Provided records:

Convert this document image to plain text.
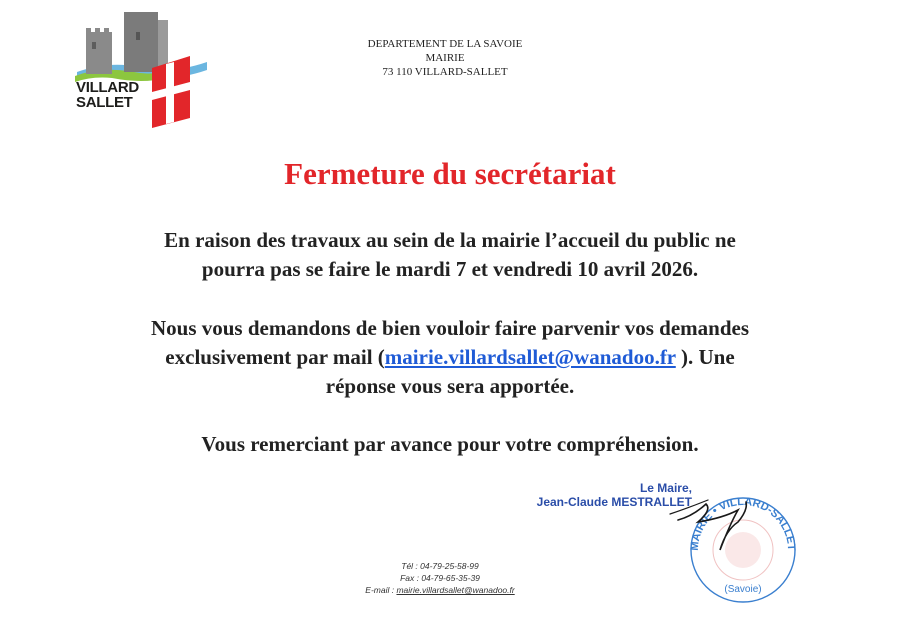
VILLARD
SALLET
DEPARTEMENT DE LA SAVOIE
MAIRIE
73 110 VILLARD-SALLET
Fermeture du secrétariat
En raison des travaux au sein de la mairie l’accueil du public ne
pourra pas se faire le mardi 7 et vendredi 10 avril 2026.
Nous vous demandons de bien vouloir faire parvenir vos demandes
exclusivement par mail (mairie.villardsallet@wanadoo.fr ). Une
réponse vous sera apportée.
Vous remerciant par avance pour votre compréhension.
Le Maire,
Jean-Claude MESTRALLET
MAIRIE • VILLARD-SALLET
(Savoie)
Tél : 04-79-25-58-99
Fax : 04-79-65-35-39
E-mail : mairie.villardsallet@wanadoo.fr
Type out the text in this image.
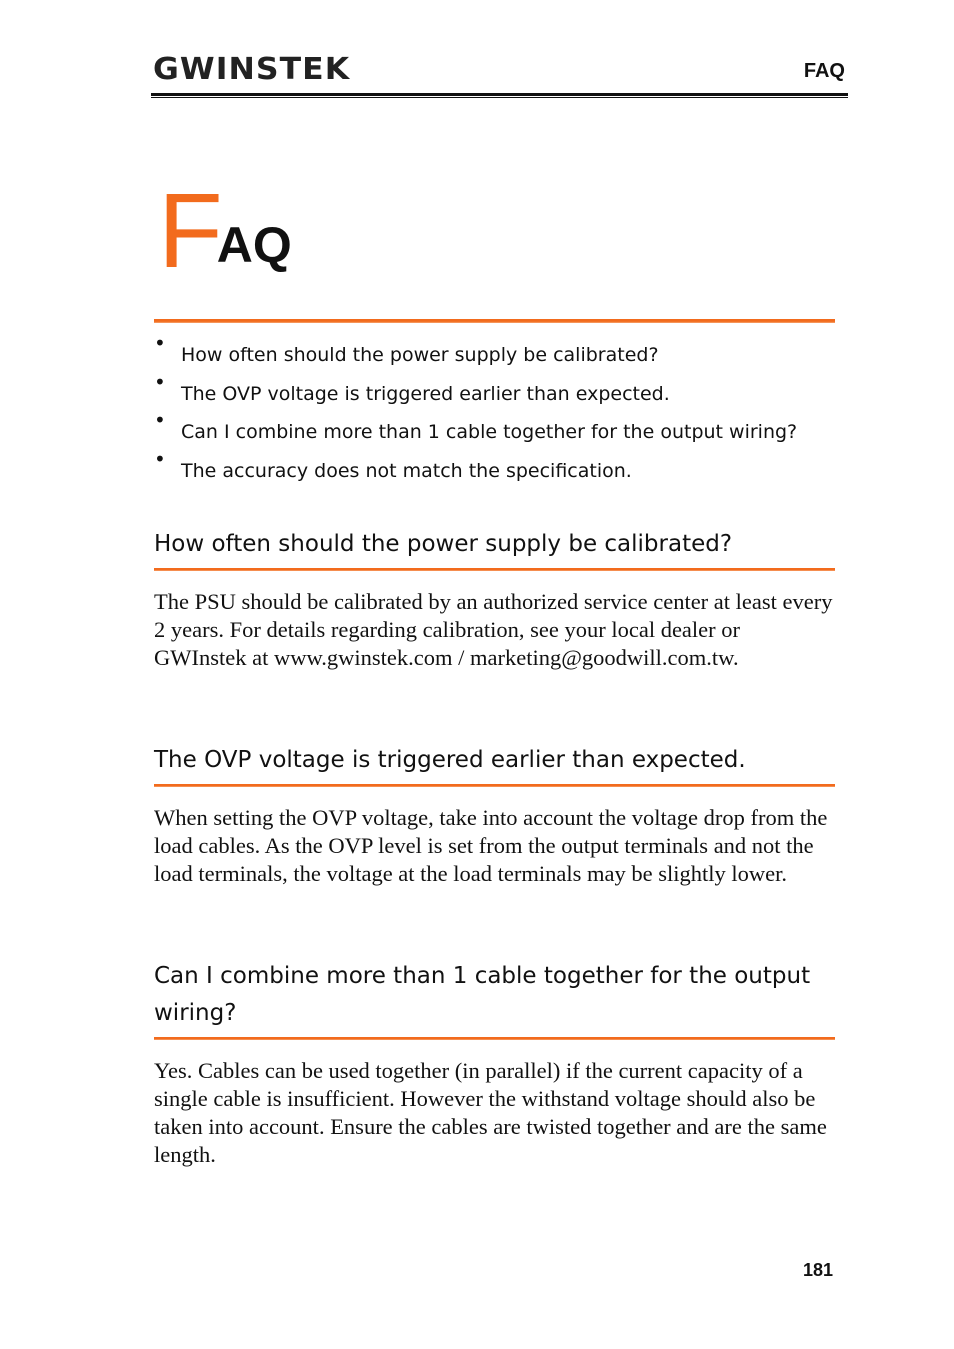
GWINSTEK	FAQ
FAQ
• How often should the power supply be calibrated?
• The OVP voltage is triggered earlier than expected.
• Can I combine more than 1 cable together for the output wiring?
• The accuracy does not match the specification.
How often should the power supply be calibrated?
The PSU should be calibrated by an authorized service center at least every 2 years. For details regarding calibration, see your local dealer or GWInstek at www.gwinstek.com / marketing@goodwill.com.tw.
The OVP voltage is triggered earlier than expected.
When setting the OVP voltage, take into account the voltage drop from the load cables. As the OVP level is set from the output terminals and not the load terminals, the voltage at the load terminals may be slightly lower.
Can I combine more than 1 cable together for the output wiring?
Yes. Cables can be used together (in parallel) if the current capacity of a single cable is insufficient. However the withstand voltage should also be taken into account. Ensure the cables are twisted together and are the same length.
181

Stated goal: Repeat the data exactly, excluding the pictures.

Response to this exercise:
Convert this document image to plain text.
VILLARD
SALLET
DEPARTEMENT DE LA SAVOIE
MAIRIE
73 110 VILLARD-SALLET
Fermeture du secrétariat
En raison des travaux au sein de la mairie l’accueil du public ne
pourra pas se faire le mardi 7 et vendredi 10 avril 2026.
Nous vous demandons de bien vouloir faire parvenir vos demandes
exclusivement par mail (mairie.villardsallet@wanadoo.fr ). Une
réponse vous sera apportée.
Vous remerciant par avance pour votre compréhension.
Le Maire,
Jean-Claude MESTRALLET
MAIRIE • VILLARD-SALLET
(Savoie)
Tél : 04-79-25-58-99
Fax : 04-79-65-35-39
E-mail : mairie.villardsallet@wanadoo.fr
Type out the text in this image.
GWINSTEK	FAQ
FAQ
• How often should the power supply be calibrated?
• The OVP voltage is triggered earlier than expected.
• Can I combine more than 1 cable together for the output wiring?
• The accuracy does not match the specification.
How often should the power supply be calibrated?
The PSU should be calibrated by an authorized service center at least every 2 years. For details regarding calibration, see your local dealer or GWInstek at www.gwinstek.com / marketing@goodwill.com.tw.
The OVP voltage is triggered earlier than expected.
When setting the OVP voltage, take into account the voltage drop from the load cables. As the OVP level is set from the output terminals and not the load terminals, the voltage at the load terminals may be slightly lower.
Can I combine more than 1 cable together for the output wiring?
Yes. Cables can be used together (in parallel) if the current capacity of a single cable is insufficient. However the withstand voltage should also be taken into account. Ensure the cables are twisted together and are the same length.
181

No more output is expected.